## Task objective
Present the following data again exactly as it is shown.

start

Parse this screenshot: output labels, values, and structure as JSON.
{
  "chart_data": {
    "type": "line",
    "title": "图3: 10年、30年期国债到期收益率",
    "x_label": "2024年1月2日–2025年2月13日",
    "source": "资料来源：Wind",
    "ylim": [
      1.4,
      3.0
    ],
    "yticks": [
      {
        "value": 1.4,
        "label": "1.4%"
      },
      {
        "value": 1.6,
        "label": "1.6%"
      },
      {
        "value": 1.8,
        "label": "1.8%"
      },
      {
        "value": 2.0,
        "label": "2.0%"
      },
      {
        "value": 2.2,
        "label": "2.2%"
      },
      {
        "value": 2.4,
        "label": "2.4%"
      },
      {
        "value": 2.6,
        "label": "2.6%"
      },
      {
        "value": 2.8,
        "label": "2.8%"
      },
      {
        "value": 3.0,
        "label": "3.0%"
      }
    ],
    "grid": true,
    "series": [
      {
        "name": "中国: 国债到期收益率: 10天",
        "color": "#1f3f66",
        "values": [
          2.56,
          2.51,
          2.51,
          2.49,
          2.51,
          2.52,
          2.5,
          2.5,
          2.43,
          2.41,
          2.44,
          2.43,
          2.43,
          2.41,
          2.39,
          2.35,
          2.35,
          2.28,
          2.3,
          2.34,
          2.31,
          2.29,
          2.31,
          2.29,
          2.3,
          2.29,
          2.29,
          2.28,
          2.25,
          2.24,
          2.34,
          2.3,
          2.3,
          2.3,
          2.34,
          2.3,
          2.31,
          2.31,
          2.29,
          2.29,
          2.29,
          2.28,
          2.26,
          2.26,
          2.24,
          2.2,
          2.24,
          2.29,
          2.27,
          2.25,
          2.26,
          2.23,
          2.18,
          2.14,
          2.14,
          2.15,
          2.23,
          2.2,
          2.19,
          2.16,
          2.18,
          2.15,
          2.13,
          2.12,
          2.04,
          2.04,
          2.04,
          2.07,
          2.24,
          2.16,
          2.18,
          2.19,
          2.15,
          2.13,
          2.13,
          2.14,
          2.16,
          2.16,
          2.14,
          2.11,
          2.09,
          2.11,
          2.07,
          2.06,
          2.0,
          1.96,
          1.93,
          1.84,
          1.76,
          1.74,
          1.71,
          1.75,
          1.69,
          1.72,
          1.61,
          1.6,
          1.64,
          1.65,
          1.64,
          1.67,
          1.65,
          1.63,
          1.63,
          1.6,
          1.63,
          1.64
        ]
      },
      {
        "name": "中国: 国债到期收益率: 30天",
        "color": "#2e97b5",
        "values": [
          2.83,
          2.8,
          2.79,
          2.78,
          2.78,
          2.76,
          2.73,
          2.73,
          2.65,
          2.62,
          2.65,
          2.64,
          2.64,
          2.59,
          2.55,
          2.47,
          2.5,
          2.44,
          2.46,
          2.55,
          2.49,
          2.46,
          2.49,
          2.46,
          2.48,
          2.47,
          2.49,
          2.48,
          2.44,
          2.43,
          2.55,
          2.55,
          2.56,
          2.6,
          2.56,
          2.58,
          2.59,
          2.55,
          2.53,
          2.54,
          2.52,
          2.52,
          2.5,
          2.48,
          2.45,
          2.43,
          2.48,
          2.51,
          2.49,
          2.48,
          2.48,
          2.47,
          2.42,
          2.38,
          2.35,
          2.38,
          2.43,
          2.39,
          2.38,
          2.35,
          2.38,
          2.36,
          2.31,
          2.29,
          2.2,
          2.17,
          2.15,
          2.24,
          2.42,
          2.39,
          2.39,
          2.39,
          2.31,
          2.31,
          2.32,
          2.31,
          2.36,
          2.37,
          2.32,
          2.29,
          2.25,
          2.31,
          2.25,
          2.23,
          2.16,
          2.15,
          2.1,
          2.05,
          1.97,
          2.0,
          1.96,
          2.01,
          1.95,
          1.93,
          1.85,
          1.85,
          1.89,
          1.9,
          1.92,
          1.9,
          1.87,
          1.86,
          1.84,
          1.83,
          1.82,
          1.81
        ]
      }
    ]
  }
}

end

## Finished task
Parse this screenshot: output labels, values, and structure as JSON.
{
  "chart_data": {
    "type": "line",
    "title": "图3: 10年、30年期国债到期收益率",
    "x_label": "2024年1月2日–2025年2月13日",
    "source": "资料来源：Wind",
    "ylim": [
      1.4,
      3.0
    ],
    "yticks": [
      {
        "value": 1.4,
        "label": "1.4%"
      },
      {
        "value": 1.6,
        "label": "1.6%"
      },
      {
        "value": 1.8,
        "label": "1.8%"
      },
      {
        "value": 2.0,
        "label": "2.0%"
      },
      {
        "value": 2.2,
        "label": "2.2%"
      },
      {
        "value": 2.4,
        "label": "2.4%"
      },
      {
        "value": 2.6,
        "label": "2.6%"
      },
      {
        "value": 2.8,
        "label": "2.8%"
      },
      {
        "value": 3.0,
        "label": "3.0%"
      }
    ],
    "grid": true,
    "series": [
      {
        "name": "中国: 国债到期收益率: 10天",
        "color": "#1f3f66",
        "values": [
          2.56,
          2.51,
          2.51,
          2.49,
          2.51,
          2.52,
          2.5,
          2.5,
          2.43,
          2.41,
          2.44,
          2.43,
          2.43,
          2.41,
          2.39,
          2.35,
          2.35,
          2.28,
          2.3,
          2.34,
          2.31,
          2.29,
          2.31,
          2.29,
          2.3,
          2.29,
          2.29,
          2.28,
          2.25,
          2.24,
          2.34,
          2.3,
          2.3,
          2.3,
          2.34,
          2.3,
          2.31,
          2.31,
          2.29,
          2.29,
          2.29,
          2.28,
          2.26,
          2.26,
          2.24,
          2.2,
          2.24,
          2.29,
          2.27,
          2.25,
          2.26,
          2.23,
          2.18,
          2.14,
          2.14,
          2.15,
          2.23,
          2.2,
          2.19,
          2.16,
          2.18,
          2.15,
          2.13,
          2.12,
          2.04,
          2.04,
          2.04,
          2.07,
          2.24,
          2.16,
          2.18,
          2.19,
          2.15,
          2.13,
          2.13,
          2.14,
          2.16,
          2.16,
          2.14,
          2.11,
          2.09,
          2.11,
          2.07,
          2.06,
          2.0,
          1.96,
          1.93,
          1.84,
          1.76,
          1.74,
          1.71,
          1.75,
          1.69,
          1.72,
          1.61,
          1.6,
          1.64,
          1.65,
          1.64,
          1.67,
          1.65,
          1.63,
          1.63,
          1.6,
          1.63,
          1.64
        ]
      },
      {
        "name": "中国: 国债到期收益率: 30天",
        "color": "#2e97b5",
        "values": [
          2.83,
          2.8,
          2.79,
          2.78,
          2.78,
          2.76,
          2.73,
          2.73,
          2.65,
          2.62,
          2.65,
          2.64,
          2.64,
          2.59,
          2.55,
          2.47,
          2.5,
          2.44,
          2.46,
          2.55,
          2.49,
          2.46,
          2.49,
          2.46,
          2.48,
          2.47,
          2.49,
          2.48,
          2.44,
          2.43,
          2.55,
          2.55,
          2.56,
          2.6,
          2.56,
          2.58,
          2.59,
          2.55,
          2.53,
          2.54,
          2.52,
          2.52,
          2.5,
          2.48,
          2.45,
          2.43,
          2.48,
          2.51,
          2.49,
          2.48,
          2.48,
          2.47,
          2.42,
          2.38,
          2.35,
          2.38,
          2.43,
          2.39,
          2.38,
          2.35,
          2.38,
          2.36,
          2.31,
          2.29,
          2.2,
          2.17,
          2.15,
          2.24,
          2.42,
          2.39,
          2.39,
          2.39,
          2.31,
          2.31,
          2.32,
          2.31,
          2.36,
          2.37,
          2.32,
          2.29,
          2.25,
          2.31,
          2.25,
          2.23,
          2.16,
          2.15,
          2.1,
          2.05,
          1.97,
          2.0,
          1.96,
          2.01,
          1.95,
          1.93,
          1.85,
          1.85,
          1.89,
          1.9,
          1.92,
          1.9,
          1.87,
          1.86,
          1.84,
          1.83,
          1.82,
          1.81
        ]
      }
    ]
  }
}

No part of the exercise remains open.